» OBJECTIVE:
List each line of the data that holds the word "value".

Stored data
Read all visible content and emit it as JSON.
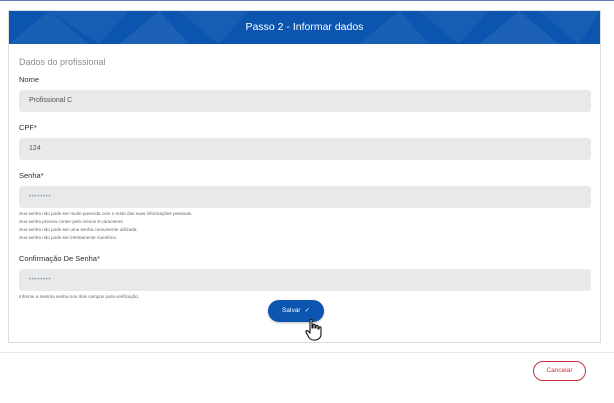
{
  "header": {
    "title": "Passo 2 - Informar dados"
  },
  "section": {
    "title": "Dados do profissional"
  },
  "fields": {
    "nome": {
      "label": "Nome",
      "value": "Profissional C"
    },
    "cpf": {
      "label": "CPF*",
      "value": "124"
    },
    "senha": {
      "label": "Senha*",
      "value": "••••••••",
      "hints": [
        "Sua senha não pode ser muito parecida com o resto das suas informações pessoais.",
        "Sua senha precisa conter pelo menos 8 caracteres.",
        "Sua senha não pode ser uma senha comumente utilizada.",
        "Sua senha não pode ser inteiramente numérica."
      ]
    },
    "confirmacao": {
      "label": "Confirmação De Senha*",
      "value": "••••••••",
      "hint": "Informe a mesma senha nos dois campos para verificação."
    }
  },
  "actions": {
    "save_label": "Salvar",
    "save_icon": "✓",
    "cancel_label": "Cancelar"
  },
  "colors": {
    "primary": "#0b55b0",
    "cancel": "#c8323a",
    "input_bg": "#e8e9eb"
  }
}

» FINAL RESULT:
      "value": "Profissional C"
      "value": "124"
      "value": "••••••••",
      "value": "••••••••",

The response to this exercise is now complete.